The task
Copy every entry exactly as given, minus the images.

+++

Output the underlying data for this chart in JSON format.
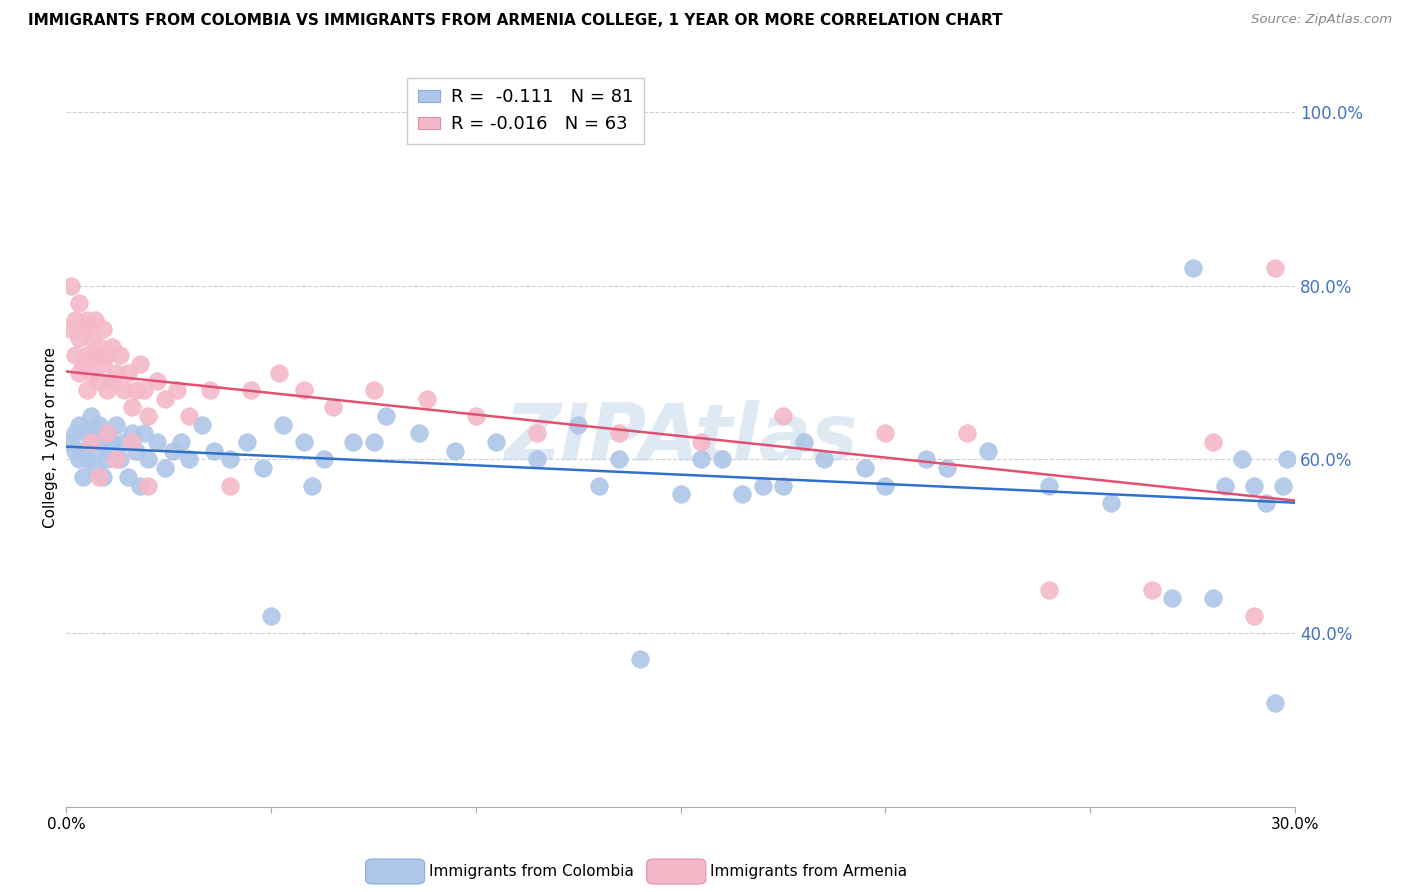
{
  "title": "IMMIGRANTS FROM COLOMBIA VS IMMIGRANTS FROM ARMENIA COLLEGE, 1 YEAR OR MORE CORRELATION CHART",
  "source": "Source: ZipAtlas.com",
  "ylabel": "College, 1 year or more",
  "xlim": [
    0.0,
    0.3
  ],
  "ylim": [
    0.2,
    1.05
  ],
  "yticks": [
    0.4,
    0.6,
    0.8,
    1.0
  ],
  "ytick_labels": [
    "40.0%",
    "60.0%",
    "80.0%",
    "100.0%"
  ],
  "xticks": [
    0.0,
    0.05,
    0.1,
    0.15,
    0.2,
    0.25,
    0.3
  ],
  "xtick_labels": [
    "0.0%",
    "",
    "",
    "",
    "",
    "",
    "30.0%"
  ],
  "colombia_R": -0.111,
  "colombia_N": 81,
  "armenia_R": -0.016,
  "armenia_N": 63,
  "colombia_color": "#aec6e8",
  "armenia_color": "#f4b8c8",
  "colombia_line_color": "#3070c8",
  "armenia_line_color": "#e05070",
  "watermark": "ZIPAtlas",
  "colombia_x": [
    0.001,
    0.002,
    0.002,
    0.003,
    0.003,
    0.004,
    0.004,
    0.005,
    0.005,
    0.006,
    0.006,
    0.007,
    0.007,
    0.008,
    0.008,
    0.009,
    0.009,
    0.01,
    0.01,
    0.011,
    0.011,
    0.012,
    0.013,
    0.014,
    0.015,
    0.016,
    0.017,
    0.018,
    0.019,
    0.02,
    0.022,
    0.024,
    0.026,
    0.028,
    0.03,
    0.033,
    0.036,
    0.04,
    0.044,
    0.048,
    0.053,
    0.058,
    0.063,
    0.07,
    0.078,
    0.086,
    0.095,
    0.105,
    0.115,
    0.125,
    0.135,
    0.15,
    0.16,
    0.17,
    0.18,
    0.195,
    0.21,
    0.225,
    0.24,
    0.255,
    0.27,
    0.275,
    0.28,
    0.283,
    0.287,
    0.29,
    0.293,
    0.295,
    0.297,
    0.298,
    0.13,
    0.14,
    0.155,
    0.165,
    0.175,
    0.185,
    0.2,
    0.215,
    0.05,
    0.06,
    0.075
  ],
  "colombia_y": [
    0.62,
    0.61,
    0.63,
    0.6,
    0.64,
    0.61,
    0.58,
    0.63,
    0.6,
    0.65,
    0.62,
    0.59,
    0.63,
    0.61,
    0.64,
    0.62,
    0.58,
    0.63,
    0.6,
    0.62,
    0.61,
    0.64,
    0.6,
    0.62,
    0.58,
    0.63,
    0.61,
    0.57,
    0.63,
    0.6,
    0.62,
    0.59,
    0.61,
    0.62,
    0.6,
    0.64,
    0.61,
    0.6,
    0.62,
    0.59,
    0.64,
    0.62,
    0.6,
    0.62,
    0.65,
    0.63,
    0.61,
    0.62,
    0.6,
    0.64,
    0.6,
    0.56,
    0.6,
    0.57,
    0.62,
    0.59,
    0.6,
    0.61,
    0.57,
    0.55,
    0.44,
    0.82,
    0.44,
    0.57,
    0.6,
    0.57,
    0.55,
    0.32,
    0.57,
    0.6,
    0.57,
    0.37,
    0.6,
    0.56,
    0.57,
    0.6,
    0.57,
    0.59,
    0.42,
    0.57,
    0.62
  ],
  "armenia_x": [
    0.001,
    0.001,
    0.002,
    0.002,
    0.003,
    0.003,
    0.003,
    0.004,
    0.004,
    0.005,
    0.005,
    0.005,
    0.006,
    0.006,
    0.007,
    0.007,
    0.008,
    0.008,
    0.009,
    0.009,
    0.01,
    0.01,
    0.011,
    0.011,
    0.012,
    0.013,
    0.014,
    0.015,
    0.016,
    0.017,
    0.018,
    0.019,
    0.02,
    0.022,
    0.024,
    0.027,
    0.03,
    0.035,
    0.04,
    0.045,
    0.052,
    0.058,
    0.065,
    0.075,
    0.088,
    0.1,
    0.115,
    0.135,
    0.155,
    0.175,
    0.2,
    0.22,
    0.24,
    0.265,
    0.28,
    0.29,
    0.295,
    0.006,
    0.008,
    0.01,
    0.012,
    0.016,
    0.02
  ],
  "armenia_y": [
    0.75,
    0.8,
    0.72,
    0.76,
    0.7,
    0.74,
    0.78,
    0.71,
    0.75,
    0.72,
    0.68,
    0.76,
    0.7,
    0.74,
    0.72,
    0.76,
    0.69,
    0.73,
    0.71,
    0.75,
    0.68,
    0.72,
    0.69,
    0.73,
    0.7,
    0.72,
    0.68,
    0.7,
    0.66,
    0.68,
    0.71,
    0.68,
    0.65,
    0.69,
    0.67,
    0.68,
    0.65,
    0.68,
    0.57,
    0.68,
    0.7,
    0.68,
    0.66,
    0.68,
    0.67,
    0.65,
    0.63,
    0.63,
    0.62,
    0.65,
    0.63,
    0.63,
    0.45,
    0.45,
    0.62,
    0.42,
    0.82,
    0.62,
    0.58,
    0.63,
    0.6,
    0.62,
    0.57
  ]
}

+++

Response to this exercise
Output the underlying data for this chart in JSON format.
{
  "title": "IMMIGRANTS FROM COLOMBIA VS IMMIGRANTS FROM ARMENIA COLLEGE, 1 YEAR OR MORE CORRELATION CHART",
  "source": "Source: ZipAtlas.com",
  "ylabel": "College, 1 year or more",
  "xlim": [
    0.0,
    0.3
  ],
  "ylim": [
    0.2,
    1.05
  ],
  "yticks": [
    0.4,
    0.6,
    0.8,
    1.0
  ],
  "ytick_labels": [
    "40.0%",
    "60.0%",
    "80.0%",
    "100.0%"
  ],
  "xticks": [
    0.0,
    0.05,
    0.1,
    0.15,
    0.2,
    0.25,
    0.3
  ],
  "xtick_labels": [
    "0.0%",
    "",
    "",
    "",
    "",
    "",
    "30.0%"
  ],
  "colombia_R": -0.111,
  "colombia_N": 81,
  "armenia_R": -0.016,
  "armenia_N": 63,
  "colombia_color": "#aec6e8",
  "armenia_color": "#f4b8c8",
  "colombia_line_color": "#3070c8",
  "armenia_line_color": "#e05070",
  "watermark": "ZIPAtlas",
  "colombia_x": [
    0.001,
    0.002,
    0.002,
    0.003,
    0.003,
    0.004,
    0.004,
    0.005,
    0.005,
    0.006,
    0.006,
    0.007,
    0.007,
    0.008,
    0.008,
    0.009,
    0.009,
    0.01,
    0.01,
    0.011,
    0.011,
    0.012,
    0.013,
    0.014,
    0.015,
    0.016,
    0.017,
    0.018,
    0.019,
    0.02,
    0.022,
    0.024,
    0.026,
    0.028,
    0.03,
    0.033,
    0.036,
    0.04,
    0.044,
    0.048,
    0.053,
    0.058,
    0.063,
    0.07,
    0.078,
    0.086,
    0.095,
    0.105,
    0.115,
    0.125,
    0.135,
    0.15,
    0.16,
    0.17,
    0.18,
    0.195,
    0.21,
    0.225,
    0.24,
    0.255,
    0.27,
    0.275,
    0.28,
    0.283,
    0.287,
    0.29,
    0.293,
    0.295,
    0.297,
    0.298,
    0.13,
    0.14,
    0.155,
    0.165,
    0.175,
    0.185,
    0.2,
    0.215,
    0.05,
    0.06,
    0.075
  ],
  "colombia_y": [
    0.62,
    0.61,
    0.63,
    0.6,
    0.64,
    0.61,
    0.58,
    0.63,
    0.6,
    0.65,
    0.62,
    0.59,
    0.63,
    0.61,
    0.64,
    0.62,
    0.58,
    0.63,
    0.6,
    0.62,
    0.61,
    0.64,
    0.6,
    0.62,
    0.58,
    0.63,
    0.61,
    0.57,
    0.63,
    0.6,
    0.62,
    0.59,
    0.61,
    0.62,
    0.6,
    0.64,
    0.61,
    0.6,
    0.62,
    0.59,
    0.64,
    0.62,
    0.6,
    0.62,
    0.65,
    0.63,
    0.61,
    0.62,
    0.6,
    0.64,
    0.6,
    0.56,
    0.6,
    0.57,
    0.62,
    0.59,
    0.6,
    0.61,
    0.57,
    0.55,
    0.44,
    0.82,
    0.44,
    0.57,
    0.6,
    0.57,
    0.55,
    0.32,
    0.57,
    0.6,
    0.57,
    0.37,
    0.6,
    0.56,
    0.57,
    0.6,
    0.57,
    0.59,
    0.42,
    0.57,
    0.62
  ],
  "armenia_x": [
    0.001,
    0.001,
    0.002,
    0.002,
    0.003,
    0.003,
    0.003,
    0.004,
    0.004,
    0.005,
    0.005,
    0.005,
    0.006,
    0.006,
    0.007,
    0.007,
    0.008,
    0.008,
    0.009,
    0.009,
    0.01,
    0.01,
    0.011,
    0.011,
    0.012,
    0.013,
    0.014,
    0.015,
    0.016,
    0.017,
    0.018,
    0.019,
    0.02,
    0.022,
    0.024,
    0.027,
    0.03,
    0.035,
    0.04,
    0.045,
    0.052,
    0.058,
    0.065,
    0.075,
    0.088,
    0.1,
    0.115,
    0.135,
    0.155,
    0.175,
    0.2,
    0.22,
    0.24,
    0.265,
    0.28,
    0.29,
    0.295,
    0.006,
    0.008,
    0.01,
    0.012,
    0.016,
    0.02
  ],
  "armenia_y": [
    0.75,
    0.8,
    0.72,
    0.76,
    0.7,
    0.74,
    0.78,
    0.71,
    0.75,
    0.72,
    0.68,
    0.76,
    0.7,
    0.74,
    0.72,
    0.76,
    0.69,
    0.73,
    0.71,
    0.75,
    0.68,
    0.72,
    0.69,
    0.73,
    0.7,
    0.72,
    0.68,
    0.7,
    0.66,
    0.68,
    0.71,
    0.68,
    0.65,
    0.69,
    0.67,
    0.68,
    0.65,
    0.68,
    0.57,
    0.68,
    0.7,
    0.68,
    0.66,
    0.68,
    0.67,
    0.65,
    0.63,
    0.63,
    0.62,
    0.65,
    0.63,
    0.63,
    0.45,
    0.45,
    0.62,
    0.42,
    0.82,
    0.62,
    0.58,
    0.63,
    0.6,
    0.62,
    0.57
  ]
}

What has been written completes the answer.